Can you pull out each line of the data below that includes the word "screenshot"?

=======

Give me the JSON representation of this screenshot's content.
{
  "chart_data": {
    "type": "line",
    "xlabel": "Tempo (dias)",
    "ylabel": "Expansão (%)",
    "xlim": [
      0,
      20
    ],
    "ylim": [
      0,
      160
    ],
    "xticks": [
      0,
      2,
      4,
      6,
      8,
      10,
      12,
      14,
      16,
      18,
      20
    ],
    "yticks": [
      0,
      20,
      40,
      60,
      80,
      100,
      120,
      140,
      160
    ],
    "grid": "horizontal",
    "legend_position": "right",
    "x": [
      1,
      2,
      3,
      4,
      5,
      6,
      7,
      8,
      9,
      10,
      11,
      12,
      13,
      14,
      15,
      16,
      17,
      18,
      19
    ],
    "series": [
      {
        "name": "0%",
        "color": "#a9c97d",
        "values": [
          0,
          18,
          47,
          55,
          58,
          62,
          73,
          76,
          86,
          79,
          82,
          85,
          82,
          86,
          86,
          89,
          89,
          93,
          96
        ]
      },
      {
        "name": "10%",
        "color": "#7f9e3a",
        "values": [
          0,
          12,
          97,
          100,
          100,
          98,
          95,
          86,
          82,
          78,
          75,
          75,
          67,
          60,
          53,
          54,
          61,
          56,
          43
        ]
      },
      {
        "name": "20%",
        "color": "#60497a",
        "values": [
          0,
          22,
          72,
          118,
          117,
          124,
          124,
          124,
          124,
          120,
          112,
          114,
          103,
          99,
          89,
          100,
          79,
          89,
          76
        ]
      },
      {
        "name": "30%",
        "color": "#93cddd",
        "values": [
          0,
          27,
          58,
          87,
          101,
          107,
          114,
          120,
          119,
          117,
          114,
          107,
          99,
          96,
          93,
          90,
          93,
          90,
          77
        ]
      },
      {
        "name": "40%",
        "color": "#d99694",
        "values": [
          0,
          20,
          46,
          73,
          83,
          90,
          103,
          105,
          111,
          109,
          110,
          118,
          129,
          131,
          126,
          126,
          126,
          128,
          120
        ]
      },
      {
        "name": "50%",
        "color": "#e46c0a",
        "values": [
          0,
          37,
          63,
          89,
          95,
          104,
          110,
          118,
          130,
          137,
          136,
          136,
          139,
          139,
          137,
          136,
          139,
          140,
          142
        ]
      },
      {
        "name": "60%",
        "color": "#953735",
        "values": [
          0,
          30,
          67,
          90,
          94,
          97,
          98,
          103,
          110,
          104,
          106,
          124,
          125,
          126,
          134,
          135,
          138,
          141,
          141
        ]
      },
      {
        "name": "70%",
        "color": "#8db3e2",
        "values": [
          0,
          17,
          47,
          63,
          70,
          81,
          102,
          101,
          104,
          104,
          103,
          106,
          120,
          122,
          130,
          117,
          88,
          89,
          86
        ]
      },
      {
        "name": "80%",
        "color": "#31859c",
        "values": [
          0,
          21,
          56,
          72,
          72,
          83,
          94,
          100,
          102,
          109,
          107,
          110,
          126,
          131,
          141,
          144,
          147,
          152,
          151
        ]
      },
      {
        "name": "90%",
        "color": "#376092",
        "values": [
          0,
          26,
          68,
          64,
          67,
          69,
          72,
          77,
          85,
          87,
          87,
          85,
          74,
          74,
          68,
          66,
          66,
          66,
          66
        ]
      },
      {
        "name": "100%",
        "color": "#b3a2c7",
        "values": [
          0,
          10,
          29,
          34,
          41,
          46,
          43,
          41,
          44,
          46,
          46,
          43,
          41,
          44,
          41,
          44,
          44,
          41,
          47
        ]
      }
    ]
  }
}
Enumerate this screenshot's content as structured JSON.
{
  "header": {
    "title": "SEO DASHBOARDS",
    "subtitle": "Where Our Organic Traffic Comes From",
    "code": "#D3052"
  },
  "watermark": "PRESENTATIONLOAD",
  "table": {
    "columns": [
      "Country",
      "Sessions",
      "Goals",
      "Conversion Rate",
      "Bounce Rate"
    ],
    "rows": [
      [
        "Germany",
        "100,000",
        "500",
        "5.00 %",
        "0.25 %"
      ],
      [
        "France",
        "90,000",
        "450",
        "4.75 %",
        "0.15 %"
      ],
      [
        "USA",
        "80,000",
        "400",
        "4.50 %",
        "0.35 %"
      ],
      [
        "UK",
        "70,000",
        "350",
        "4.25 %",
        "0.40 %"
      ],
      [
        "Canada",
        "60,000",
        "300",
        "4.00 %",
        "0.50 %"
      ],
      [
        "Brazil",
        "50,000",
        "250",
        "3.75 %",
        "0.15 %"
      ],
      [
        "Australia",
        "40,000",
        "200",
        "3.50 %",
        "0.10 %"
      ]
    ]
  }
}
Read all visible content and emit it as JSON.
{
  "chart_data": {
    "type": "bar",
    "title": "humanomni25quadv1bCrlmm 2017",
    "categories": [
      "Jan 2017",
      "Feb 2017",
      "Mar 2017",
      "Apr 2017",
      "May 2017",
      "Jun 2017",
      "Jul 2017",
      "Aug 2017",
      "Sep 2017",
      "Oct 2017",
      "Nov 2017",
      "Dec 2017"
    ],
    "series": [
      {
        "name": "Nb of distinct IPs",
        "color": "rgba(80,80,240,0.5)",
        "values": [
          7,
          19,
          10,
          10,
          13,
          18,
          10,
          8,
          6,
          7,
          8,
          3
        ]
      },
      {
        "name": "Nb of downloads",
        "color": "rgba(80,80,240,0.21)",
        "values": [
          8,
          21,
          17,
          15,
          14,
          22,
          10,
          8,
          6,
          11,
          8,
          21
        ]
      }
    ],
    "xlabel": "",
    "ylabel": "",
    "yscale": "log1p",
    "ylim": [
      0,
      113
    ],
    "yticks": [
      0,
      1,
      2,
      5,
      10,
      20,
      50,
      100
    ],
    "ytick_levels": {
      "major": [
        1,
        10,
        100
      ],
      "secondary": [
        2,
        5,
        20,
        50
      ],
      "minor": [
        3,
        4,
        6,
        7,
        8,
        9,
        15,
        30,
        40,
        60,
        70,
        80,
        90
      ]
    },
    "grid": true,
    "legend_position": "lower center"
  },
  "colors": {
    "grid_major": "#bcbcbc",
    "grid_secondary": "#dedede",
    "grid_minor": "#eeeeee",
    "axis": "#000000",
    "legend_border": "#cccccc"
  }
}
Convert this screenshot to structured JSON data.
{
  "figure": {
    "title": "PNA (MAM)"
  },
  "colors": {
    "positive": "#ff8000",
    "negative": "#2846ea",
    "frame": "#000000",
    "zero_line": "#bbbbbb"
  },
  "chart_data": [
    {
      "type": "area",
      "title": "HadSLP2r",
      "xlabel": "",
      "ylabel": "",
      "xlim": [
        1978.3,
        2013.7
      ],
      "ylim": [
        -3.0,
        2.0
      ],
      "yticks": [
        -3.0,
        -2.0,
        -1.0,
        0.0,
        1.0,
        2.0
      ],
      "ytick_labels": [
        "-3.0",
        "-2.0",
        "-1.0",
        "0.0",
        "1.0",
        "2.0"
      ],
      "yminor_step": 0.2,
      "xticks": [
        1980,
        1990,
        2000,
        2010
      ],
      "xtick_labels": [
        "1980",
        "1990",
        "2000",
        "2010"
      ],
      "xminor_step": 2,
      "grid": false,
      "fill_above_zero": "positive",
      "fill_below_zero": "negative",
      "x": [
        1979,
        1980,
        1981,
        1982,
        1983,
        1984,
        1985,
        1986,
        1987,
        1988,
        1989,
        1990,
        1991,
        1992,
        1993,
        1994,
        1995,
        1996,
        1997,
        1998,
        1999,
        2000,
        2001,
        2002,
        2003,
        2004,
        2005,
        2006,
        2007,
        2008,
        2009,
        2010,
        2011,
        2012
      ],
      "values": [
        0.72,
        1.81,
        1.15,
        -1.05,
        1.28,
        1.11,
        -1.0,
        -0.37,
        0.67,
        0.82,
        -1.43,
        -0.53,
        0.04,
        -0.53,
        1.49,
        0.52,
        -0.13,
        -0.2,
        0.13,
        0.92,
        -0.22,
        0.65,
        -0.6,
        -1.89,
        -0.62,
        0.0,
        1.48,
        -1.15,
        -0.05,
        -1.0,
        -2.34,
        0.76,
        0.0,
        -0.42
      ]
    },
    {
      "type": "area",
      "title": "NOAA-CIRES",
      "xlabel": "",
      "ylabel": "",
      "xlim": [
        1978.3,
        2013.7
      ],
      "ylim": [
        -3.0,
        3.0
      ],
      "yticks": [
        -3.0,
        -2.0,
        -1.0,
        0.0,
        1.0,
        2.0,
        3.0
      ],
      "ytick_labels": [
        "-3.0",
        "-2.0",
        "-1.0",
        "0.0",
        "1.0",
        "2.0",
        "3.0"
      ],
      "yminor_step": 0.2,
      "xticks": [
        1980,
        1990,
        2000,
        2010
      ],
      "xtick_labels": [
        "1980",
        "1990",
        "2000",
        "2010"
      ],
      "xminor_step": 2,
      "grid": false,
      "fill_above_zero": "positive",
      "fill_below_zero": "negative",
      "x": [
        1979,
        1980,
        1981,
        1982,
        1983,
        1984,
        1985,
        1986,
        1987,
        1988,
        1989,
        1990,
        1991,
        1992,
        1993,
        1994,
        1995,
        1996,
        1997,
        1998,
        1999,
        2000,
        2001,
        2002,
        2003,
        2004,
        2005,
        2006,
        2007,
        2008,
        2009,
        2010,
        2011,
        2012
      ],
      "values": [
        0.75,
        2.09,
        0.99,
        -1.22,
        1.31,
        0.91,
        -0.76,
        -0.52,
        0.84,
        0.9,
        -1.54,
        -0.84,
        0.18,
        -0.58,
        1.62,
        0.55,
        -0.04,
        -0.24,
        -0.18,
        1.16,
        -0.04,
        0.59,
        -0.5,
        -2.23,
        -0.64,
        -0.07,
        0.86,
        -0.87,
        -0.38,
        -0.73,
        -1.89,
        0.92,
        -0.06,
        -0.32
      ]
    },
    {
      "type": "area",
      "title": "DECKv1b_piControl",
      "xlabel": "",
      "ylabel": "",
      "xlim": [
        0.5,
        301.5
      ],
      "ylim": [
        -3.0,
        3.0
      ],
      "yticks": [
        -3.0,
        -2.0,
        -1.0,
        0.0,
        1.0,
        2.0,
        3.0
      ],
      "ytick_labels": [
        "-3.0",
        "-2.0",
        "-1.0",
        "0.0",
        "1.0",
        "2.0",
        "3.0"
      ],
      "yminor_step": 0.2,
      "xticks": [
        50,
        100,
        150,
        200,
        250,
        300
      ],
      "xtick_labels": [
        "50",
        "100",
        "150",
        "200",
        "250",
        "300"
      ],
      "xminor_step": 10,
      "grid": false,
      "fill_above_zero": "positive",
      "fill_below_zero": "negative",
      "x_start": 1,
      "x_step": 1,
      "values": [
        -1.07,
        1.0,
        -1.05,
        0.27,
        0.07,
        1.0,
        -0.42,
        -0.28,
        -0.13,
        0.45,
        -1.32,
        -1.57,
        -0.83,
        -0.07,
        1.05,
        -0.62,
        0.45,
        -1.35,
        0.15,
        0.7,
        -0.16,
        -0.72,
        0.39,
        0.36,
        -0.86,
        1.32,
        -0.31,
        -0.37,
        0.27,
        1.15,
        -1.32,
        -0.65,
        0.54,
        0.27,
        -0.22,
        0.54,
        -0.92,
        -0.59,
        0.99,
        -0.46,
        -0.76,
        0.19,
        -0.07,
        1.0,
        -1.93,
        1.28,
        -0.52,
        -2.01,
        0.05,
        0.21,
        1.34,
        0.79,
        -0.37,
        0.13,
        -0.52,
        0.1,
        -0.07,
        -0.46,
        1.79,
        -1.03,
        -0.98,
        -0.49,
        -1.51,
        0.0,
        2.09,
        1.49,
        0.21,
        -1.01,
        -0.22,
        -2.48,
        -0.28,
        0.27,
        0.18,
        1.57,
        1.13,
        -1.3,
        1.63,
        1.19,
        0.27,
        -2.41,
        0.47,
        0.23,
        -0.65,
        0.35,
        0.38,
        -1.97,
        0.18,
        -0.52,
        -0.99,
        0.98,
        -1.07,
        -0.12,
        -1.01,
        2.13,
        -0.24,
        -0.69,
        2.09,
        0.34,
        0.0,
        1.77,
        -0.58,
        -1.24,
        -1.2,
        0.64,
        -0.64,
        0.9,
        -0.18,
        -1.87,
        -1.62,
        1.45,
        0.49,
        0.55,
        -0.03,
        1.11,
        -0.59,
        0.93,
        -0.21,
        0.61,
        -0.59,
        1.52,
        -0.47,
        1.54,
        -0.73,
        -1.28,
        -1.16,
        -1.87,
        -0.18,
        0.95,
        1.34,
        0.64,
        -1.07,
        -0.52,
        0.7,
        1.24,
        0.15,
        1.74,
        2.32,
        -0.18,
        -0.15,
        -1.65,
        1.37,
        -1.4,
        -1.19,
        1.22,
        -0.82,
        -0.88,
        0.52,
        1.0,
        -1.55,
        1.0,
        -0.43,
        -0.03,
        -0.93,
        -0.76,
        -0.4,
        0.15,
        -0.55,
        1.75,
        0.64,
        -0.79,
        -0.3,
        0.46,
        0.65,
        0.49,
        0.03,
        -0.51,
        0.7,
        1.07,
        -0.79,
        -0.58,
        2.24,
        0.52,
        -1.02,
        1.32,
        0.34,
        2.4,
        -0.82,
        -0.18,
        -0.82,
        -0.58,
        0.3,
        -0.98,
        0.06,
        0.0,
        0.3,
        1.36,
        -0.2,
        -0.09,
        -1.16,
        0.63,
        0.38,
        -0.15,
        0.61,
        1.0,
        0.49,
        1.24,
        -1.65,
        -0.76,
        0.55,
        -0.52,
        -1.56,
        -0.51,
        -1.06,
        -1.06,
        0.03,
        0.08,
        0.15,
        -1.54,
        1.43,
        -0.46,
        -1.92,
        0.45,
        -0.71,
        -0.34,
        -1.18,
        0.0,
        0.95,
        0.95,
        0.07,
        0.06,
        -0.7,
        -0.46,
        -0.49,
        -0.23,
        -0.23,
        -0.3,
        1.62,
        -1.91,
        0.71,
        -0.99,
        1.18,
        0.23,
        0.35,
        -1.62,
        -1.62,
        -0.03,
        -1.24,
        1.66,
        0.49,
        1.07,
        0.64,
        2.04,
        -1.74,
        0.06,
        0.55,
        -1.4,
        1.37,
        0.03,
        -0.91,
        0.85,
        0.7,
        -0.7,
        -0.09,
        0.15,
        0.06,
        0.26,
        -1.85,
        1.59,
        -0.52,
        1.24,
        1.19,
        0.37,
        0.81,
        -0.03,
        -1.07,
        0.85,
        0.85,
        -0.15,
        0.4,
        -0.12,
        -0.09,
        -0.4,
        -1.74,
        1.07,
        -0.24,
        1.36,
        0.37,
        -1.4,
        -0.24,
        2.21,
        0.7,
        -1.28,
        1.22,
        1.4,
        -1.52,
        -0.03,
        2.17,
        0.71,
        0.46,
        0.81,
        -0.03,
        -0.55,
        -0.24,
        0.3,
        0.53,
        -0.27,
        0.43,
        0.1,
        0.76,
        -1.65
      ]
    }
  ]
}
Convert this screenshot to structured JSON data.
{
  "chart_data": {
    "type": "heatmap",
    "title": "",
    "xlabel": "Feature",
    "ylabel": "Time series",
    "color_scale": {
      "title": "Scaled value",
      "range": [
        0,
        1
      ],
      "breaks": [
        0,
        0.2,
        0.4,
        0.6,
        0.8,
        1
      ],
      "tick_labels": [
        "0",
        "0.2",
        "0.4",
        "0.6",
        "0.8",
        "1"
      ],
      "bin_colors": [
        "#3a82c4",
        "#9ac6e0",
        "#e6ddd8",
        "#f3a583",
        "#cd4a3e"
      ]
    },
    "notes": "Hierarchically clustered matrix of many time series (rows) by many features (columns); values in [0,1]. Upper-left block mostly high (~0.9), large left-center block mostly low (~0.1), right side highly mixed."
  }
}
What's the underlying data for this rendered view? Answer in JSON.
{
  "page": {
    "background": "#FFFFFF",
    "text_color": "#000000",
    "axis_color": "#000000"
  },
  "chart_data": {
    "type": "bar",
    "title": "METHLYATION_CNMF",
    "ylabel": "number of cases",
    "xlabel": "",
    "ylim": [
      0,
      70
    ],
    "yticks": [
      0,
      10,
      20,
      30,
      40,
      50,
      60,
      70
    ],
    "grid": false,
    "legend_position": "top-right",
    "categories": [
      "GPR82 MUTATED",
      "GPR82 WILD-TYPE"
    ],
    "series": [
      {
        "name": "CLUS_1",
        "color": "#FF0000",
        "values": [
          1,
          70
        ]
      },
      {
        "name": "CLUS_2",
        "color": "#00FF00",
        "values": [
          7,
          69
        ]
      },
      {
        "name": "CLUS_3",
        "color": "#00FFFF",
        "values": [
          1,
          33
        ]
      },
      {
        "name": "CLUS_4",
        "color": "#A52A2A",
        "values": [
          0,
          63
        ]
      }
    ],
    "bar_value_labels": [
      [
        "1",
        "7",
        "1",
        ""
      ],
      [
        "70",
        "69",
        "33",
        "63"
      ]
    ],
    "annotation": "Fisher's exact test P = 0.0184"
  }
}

=======

● **Exercise answer**
Give me the JSON representation of this screenshot's content.
Enumerate this screenshot's content as structured JSON.
Convert this screenshot to structured JSON data.
Convert this screenshot to structured JSON data.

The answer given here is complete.